**TASK INSTRUCTIONS:** Go through the material below and copy each line where the word "harmonics" appears.

Data listing
>>
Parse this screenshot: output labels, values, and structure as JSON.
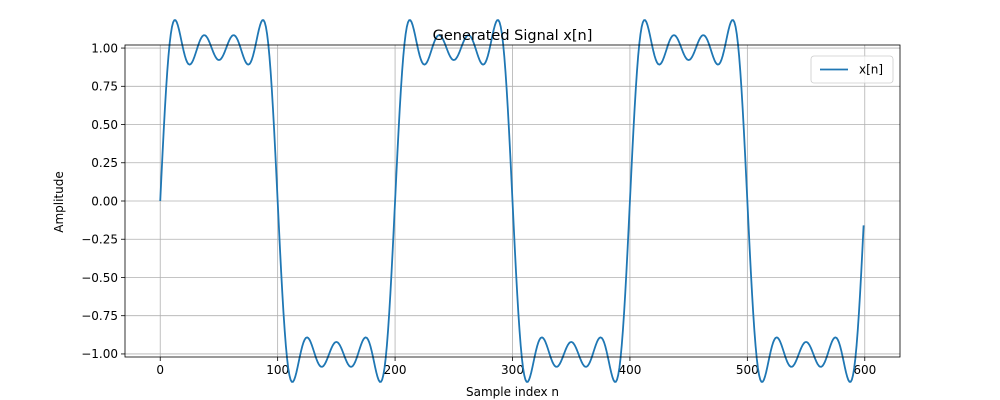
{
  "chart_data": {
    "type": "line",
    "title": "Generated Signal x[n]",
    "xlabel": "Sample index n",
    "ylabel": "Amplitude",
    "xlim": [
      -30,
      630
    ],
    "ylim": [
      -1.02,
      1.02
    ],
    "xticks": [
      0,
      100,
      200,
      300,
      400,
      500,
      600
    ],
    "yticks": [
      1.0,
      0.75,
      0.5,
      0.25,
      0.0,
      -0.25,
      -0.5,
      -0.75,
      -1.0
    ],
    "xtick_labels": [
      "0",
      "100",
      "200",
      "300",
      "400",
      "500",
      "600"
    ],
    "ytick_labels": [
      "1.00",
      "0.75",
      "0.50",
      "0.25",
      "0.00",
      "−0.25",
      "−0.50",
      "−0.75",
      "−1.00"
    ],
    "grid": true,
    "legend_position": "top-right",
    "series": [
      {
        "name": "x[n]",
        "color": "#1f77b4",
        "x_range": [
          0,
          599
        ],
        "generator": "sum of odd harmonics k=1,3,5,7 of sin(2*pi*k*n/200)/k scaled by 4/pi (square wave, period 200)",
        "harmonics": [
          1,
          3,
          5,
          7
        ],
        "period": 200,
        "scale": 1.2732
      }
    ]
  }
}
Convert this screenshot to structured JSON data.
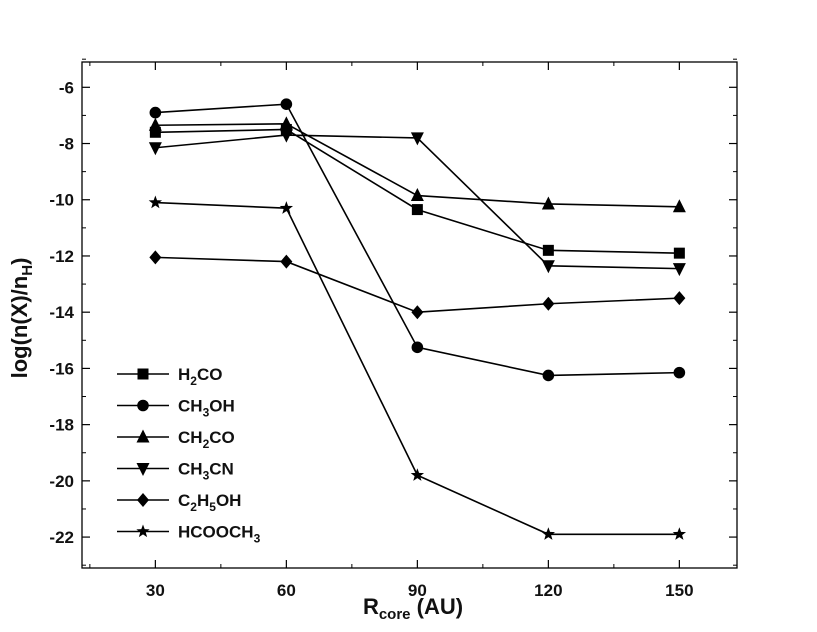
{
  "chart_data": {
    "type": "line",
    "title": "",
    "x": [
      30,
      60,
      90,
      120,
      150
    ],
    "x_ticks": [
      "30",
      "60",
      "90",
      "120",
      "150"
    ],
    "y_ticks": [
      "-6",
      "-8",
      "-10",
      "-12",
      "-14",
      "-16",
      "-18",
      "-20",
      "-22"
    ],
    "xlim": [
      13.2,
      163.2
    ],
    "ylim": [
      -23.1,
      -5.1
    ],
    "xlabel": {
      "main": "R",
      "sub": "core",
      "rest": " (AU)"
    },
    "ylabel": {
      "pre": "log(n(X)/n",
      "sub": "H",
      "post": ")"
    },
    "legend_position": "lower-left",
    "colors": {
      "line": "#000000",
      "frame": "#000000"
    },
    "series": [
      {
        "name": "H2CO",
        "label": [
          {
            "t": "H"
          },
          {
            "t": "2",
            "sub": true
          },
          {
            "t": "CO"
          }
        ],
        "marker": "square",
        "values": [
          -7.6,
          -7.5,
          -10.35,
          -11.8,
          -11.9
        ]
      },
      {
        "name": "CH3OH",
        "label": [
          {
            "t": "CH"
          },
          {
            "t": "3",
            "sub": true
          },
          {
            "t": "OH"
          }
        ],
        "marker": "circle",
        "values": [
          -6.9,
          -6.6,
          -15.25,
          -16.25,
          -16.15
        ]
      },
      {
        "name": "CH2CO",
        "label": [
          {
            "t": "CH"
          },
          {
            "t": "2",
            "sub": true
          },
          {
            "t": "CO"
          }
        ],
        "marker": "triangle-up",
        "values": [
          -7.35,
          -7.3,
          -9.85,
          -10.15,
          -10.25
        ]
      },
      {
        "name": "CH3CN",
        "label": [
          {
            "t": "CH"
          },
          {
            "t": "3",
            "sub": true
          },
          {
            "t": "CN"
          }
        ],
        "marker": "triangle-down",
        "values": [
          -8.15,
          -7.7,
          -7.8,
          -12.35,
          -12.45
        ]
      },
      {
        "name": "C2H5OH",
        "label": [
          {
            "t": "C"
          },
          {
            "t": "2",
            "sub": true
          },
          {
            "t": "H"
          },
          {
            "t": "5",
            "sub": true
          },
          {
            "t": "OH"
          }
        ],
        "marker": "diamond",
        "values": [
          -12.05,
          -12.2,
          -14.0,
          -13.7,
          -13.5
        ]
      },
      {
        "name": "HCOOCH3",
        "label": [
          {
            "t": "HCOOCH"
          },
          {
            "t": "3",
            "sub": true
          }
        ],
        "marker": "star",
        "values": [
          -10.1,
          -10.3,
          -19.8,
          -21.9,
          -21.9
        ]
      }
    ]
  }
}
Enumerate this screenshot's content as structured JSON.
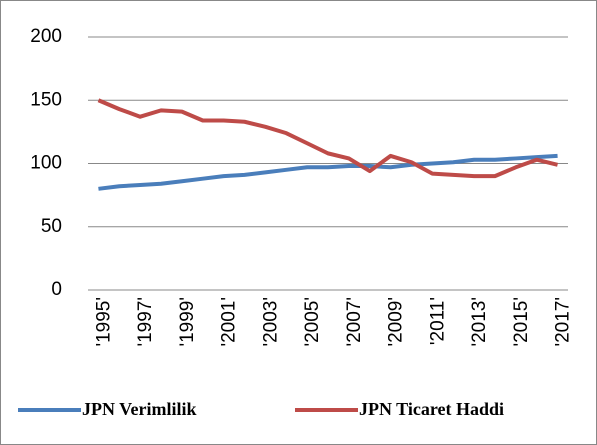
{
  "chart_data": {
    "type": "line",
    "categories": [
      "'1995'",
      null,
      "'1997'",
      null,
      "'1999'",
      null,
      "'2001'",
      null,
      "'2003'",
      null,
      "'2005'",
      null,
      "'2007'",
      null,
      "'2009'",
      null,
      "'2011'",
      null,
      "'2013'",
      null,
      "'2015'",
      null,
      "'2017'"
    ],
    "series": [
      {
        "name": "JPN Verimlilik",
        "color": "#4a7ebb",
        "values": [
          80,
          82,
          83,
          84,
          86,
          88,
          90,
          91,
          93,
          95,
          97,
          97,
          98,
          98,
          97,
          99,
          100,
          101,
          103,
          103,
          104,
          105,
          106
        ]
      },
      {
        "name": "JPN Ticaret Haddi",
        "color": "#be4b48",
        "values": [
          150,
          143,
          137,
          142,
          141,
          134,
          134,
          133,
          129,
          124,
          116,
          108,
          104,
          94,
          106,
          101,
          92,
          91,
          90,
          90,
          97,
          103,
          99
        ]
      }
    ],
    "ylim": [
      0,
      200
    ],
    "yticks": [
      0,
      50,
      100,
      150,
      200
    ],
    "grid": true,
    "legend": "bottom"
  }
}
<<
**RESPONSE BELOW:**
        "generator": "sum of odd harmonics k=1,3,5,7 of sin(2*pi*k*n/200)/k scaled by 4/pi (square wave, period 200)",
        "harmonics": [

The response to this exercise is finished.